To be done.
Answer with nothing but the number of lines that include the word "zoom".

↓↓↓

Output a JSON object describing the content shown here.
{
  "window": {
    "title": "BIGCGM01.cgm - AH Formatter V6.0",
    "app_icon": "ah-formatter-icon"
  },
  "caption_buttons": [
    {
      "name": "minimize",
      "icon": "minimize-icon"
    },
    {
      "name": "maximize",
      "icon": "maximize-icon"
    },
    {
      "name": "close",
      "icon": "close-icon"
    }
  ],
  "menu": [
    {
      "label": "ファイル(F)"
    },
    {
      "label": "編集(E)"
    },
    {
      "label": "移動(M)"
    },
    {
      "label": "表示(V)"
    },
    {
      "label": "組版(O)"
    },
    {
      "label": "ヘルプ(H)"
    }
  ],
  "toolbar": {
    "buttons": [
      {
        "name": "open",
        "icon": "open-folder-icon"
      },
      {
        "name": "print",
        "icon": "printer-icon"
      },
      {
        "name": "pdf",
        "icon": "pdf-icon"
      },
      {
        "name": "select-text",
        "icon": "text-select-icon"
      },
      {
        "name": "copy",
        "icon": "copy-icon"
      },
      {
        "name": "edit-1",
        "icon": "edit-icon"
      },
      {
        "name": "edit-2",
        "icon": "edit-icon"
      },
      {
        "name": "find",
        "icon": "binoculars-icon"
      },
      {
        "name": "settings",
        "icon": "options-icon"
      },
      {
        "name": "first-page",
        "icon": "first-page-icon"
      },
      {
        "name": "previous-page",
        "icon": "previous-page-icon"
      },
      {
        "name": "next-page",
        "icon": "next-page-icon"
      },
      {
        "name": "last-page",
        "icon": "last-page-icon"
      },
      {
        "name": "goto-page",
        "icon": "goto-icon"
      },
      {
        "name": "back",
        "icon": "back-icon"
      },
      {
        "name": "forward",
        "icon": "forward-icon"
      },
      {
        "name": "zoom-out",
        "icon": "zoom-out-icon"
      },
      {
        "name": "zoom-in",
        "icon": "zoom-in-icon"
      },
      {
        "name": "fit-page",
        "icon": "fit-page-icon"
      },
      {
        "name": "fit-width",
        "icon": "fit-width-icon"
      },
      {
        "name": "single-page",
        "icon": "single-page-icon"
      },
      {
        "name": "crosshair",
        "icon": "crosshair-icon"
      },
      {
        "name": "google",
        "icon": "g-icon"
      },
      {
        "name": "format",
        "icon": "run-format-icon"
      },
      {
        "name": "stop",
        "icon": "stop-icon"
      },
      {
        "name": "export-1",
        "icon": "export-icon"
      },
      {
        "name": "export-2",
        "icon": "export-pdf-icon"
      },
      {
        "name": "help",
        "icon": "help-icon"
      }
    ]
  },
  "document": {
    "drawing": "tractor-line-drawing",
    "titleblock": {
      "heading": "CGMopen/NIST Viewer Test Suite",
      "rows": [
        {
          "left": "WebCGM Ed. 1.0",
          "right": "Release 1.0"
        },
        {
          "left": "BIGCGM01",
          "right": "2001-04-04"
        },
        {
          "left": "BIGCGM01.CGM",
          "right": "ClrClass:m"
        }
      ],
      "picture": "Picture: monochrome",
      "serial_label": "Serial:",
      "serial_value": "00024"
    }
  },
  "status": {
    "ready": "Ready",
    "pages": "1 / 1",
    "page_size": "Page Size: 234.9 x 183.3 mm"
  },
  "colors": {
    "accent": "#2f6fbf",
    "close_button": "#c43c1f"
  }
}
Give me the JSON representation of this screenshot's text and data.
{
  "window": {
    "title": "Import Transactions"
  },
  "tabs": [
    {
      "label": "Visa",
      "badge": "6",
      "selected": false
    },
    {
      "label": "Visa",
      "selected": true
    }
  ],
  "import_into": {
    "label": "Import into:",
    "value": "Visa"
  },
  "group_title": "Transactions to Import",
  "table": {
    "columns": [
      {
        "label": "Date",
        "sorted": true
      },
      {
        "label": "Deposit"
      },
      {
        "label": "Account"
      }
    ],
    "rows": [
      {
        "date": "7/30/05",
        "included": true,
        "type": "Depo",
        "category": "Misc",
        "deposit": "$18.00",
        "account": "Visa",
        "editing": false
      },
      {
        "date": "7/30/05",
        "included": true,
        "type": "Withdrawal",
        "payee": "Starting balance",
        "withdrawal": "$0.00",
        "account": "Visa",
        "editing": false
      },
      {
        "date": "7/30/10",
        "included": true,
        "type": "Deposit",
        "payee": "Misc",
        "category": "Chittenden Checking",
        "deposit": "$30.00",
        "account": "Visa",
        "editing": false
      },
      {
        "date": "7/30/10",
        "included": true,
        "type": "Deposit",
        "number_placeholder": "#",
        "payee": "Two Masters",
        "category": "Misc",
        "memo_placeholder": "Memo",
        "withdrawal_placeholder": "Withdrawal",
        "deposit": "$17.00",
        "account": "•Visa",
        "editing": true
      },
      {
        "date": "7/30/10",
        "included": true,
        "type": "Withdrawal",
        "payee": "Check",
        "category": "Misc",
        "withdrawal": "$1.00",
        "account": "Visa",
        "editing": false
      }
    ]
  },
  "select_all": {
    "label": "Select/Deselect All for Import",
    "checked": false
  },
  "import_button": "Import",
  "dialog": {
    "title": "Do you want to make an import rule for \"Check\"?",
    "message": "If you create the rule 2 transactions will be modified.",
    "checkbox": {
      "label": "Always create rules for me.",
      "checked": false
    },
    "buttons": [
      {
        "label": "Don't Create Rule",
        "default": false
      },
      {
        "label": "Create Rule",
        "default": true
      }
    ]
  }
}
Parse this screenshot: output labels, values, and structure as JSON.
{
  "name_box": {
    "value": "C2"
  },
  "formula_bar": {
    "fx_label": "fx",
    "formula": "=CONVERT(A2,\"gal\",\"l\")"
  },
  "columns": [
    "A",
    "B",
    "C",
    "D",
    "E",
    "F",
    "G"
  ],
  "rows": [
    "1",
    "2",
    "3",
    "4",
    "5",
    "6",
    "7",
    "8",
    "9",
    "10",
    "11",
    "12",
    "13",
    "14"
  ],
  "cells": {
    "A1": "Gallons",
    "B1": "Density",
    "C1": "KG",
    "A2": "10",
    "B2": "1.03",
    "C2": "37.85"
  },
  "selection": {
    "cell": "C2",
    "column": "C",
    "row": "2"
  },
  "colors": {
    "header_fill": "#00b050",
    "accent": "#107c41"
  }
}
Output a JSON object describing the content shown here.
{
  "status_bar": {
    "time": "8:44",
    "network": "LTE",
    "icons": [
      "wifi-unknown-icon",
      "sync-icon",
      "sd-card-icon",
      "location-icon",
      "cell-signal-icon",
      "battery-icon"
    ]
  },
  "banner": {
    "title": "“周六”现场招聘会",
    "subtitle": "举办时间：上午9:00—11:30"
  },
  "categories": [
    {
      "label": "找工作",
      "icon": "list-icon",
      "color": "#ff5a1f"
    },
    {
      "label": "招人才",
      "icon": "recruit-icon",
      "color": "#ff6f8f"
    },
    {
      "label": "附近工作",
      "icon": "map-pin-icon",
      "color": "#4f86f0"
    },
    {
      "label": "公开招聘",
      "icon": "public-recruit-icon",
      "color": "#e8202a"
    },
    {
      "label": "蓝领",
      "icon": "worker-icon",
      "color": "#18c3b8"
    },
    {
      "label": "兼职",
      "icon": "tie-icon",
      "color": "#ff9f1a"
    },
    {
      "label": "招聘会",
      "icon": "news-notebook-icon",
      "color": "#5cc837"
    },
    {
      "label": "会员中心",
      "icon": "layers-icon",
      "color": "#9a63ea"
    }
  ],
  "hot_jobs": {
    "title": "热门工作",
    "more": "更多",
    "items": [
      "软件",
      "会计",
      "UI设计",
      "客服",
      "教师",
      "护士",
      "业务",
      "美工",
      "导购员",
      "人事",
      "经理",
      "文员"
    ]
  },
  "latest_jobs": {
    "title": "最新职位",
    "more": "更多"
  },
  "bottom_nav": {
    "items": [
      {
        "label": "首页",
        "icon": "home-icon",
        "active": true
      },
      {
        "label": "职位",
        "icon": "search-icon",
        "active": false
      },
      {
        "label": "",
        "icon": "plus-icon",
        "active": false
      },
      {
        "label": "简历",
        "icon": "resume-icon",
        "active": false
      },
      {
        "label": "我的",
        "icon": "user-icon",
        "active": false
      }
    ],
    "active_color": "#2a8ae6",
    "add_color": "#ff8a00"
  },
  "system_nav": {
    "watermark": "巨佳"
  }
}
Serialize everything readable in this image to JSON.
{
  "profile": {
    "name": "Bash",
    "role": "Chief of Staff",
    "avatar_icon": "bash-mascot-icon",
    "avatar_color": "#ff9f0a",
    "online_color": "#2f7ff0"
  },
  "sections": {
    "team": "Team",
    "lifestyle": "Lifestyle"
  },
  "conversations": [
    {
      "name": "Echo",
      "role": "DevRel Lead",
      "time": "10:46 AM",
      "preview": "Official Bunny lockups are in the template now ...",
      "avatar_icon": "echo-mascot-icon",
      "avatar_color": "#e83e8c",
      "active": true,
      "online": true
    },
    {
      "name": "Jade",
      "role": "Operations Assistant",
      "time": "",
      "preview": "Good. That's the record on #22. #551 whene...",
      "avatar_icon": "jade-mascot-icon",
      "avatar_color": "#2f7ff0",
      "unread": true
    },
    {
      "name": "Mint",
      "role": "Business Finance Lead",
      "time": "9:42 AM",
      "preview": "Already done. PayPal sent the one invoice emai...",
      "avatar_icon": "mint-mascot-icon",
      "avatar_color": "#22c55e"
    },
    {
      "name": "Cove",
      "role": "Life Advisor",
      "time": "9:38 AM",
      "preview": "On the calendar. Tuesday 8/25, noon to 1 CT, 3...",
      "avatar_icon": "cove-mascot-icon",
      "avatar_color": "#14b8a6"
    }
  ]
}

↑↑↑

Solution to the problem.
4